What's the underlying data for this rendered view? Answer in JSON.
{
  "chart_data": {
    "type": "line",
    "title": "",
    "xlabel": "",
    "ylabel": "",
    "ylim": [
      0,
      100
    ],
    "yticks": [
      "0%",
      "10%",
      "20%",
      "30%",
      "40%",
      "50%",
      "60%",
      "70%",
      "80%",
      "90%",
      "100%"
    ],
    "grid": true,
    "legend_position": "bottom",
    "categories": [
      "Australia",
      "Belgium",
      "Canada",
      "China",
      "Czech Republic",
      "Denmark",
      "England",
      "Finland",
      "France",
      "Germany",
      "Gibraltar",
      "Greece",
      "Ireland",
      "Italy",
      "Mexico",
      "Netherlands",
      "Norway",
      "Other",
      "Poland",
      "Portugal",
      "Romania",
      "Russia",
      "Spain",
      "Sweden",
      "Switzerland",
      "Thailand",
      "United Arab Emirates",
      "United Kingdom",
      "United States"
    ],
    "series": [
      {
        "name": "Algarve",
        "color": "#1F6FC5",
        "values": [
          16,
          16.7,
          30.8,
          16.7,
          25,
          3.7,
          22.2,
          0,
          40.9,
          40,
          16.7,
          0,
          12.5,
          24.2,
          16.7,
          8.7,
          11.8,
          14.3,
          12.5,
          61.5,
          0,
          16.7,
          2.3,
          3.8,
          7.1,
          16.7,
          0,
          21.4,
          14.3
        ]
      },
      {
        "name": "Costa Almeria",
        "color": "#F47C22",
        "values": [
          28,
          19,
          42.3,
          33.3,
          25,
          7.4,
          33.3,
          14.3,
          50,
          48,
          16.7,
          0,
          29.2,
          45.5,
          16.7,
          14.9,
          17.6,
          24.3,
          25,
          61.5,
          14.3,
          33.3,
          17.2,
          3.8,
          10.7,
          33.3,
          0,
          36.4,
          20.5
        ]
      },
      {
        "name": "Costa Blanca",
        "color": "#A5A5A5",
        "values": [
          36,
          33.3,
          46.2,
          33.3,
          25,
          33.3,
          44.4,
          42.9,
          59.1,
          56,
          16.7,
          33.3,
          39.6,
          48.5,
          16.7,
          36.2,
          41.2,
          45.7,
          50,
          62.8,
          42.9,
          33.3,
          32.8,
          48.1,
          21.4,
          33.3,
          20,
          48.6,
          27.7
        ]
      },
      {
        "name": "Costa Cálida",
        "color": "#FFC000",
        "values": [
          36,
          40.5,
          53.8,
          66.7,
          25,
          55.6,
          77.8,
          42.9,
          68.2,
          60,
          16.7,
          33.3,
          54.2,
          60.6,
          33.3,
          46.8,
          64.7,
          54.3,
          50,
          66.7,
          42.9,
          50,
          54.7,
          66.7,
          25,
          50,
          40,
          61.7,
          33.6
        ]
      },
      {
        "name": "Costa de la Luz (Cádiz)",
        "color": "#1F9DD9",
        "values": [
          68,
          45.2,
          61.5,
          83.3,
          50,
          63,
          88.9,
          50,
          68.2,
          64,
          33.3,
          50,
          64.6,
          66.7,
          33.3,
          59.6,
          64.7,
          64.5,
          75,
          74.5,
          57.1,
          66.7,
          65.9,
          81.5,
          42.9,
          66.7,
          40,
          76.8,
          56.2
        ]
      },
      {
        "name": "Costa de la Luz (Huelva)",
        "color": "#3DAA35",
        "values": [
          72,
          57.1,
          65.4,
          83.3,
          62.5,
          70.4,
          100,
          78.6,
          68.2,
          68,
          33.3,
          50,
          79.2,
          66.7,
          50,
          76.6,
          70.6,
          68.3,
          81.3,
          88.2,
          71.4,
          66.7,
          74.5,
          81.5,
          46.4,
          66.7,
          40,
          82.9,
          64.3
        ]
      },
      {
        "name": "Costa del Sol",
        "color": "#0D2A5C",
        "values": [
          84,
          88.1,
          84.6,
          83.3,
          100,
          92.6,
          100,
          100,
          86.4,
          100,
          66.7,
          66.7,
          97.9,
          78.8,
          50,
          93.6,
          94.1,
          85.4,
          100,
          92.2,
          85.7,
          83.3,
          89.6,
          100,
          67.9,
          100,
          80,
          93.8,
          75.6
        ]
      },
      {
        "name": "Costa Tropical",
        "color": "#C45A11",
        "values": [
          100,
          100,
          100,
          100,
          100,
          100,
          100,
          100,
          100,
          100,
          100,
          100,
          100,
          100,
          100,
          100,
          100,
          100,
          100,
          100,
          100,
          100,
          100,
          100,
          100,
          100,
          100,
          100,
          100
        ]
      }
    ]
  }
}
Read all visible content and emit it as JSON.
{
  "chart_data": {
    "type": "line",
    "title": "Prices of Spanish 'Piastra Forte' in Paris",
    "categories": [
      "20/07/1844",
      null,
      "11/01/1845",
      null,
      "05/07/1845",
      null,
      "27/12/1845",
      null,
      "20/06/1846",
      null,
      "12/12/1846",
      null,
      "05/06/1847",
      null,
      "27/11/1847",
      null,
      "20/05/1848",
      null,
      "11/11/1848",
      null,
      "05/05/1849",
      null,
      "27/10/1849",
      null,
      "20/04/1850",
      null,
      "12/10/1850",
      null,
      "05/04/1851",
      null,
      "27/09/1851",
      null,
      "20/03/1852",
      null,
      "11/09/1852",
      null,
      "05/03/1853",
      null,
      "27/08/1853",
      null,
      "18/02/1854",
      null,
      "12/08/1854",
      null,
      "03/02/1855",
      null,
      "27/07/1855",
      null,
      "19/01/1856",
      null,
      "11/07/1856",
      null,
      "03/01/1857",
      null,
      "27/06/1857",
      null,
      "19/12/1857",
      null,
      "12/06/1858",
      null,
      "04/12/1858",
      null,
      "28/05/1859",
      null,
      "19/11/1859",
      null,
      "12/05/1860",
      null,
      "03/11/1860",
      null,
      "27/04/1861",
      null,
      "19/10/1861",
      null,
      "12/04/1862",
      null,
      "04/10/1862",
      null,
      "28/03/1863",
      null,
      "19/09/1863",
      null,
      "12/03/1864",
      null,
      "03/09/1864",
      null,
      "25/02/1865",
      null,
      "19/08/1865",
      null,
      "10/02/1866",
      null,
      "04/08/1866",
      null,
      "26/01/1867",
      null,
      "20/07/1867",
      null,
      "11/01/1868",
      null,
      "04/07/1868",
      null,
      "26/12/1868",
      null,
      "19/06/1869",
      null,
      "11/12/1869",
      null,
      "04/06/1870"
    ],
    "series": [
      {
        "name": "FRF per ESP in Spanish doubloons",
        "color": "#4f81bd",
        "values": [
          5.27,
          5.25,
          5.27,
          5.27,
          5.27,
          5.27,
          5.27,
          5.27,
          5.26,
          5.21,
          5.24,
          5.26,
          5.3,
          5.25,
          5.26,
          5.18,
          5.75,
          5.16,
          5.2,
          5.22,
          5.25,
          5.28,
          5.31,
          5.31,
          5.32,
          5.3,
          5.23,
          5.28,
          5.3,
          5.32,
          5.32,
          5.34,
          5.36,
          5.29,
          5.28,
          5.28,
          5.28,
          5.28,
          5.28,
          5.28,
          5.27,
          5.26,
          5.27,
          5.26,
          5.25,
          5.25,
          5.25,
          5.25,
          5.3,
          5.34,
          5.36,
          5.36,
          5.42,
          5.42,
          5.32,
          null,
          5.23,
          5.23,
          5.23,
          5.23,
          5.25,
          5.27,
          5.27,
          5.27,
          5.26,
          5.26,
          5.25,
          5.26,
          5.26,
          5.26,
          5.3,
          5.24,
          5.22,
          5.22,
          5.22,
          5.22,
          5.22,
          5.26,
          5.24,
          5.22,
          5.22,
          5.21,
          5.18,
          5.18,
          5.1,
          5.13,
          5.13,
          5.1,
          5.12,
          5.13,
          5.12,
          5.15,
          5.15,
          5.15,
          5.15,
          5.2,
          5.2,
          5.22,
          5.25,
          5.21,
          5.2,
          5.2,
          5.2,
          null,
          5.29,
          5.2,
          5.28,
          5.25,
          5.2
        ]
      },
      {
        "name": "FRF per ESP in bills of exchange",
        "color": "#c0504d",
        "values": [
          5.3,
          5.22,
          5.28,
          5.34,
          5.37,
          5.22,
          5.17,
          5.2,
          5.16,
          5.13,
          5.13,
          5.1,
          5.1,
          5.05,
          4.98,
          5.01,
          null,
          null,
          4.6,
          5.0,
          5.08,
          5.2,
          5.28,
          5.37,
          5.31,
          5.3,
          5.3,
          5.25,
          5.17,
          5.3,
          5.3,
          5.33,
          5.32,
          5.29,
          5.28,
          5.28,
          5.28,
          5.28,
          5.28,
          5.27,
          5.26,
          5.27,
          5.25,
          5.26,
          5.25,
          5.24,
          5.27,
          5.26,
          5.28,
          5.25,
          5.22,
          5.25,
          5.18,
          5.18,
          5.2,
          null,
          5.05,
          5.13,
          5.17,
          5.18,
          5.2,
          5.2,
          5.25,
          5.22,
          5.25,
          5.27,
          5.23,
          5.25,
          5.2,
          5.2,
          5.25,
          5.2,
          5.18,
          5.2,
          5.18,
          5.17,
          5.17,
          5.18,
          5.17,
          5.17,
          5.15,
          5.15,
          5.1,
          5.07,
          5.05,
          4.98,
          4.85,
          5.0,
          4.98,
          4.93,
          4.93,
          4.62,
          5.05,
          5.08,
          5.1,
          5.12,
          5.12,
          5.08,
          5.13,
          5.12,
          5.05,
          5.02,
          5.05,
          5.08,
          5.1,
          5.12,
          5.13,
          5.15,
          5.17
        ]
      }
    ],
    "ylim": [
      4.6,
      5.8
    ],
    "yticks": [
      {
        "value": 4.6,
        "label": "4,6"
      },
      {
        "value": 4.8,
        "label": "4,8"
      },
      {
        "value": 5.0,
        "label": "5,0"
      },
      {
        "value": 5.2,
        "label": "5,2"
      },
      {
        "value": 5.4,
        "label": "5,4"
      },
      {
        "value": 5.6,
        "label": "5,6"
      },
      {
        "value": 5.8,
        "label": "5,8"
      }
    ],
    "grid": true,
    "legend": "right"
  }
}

........

Tally up how many lines in the preceding listing contain the word "JSON". Give nothing but the number.

2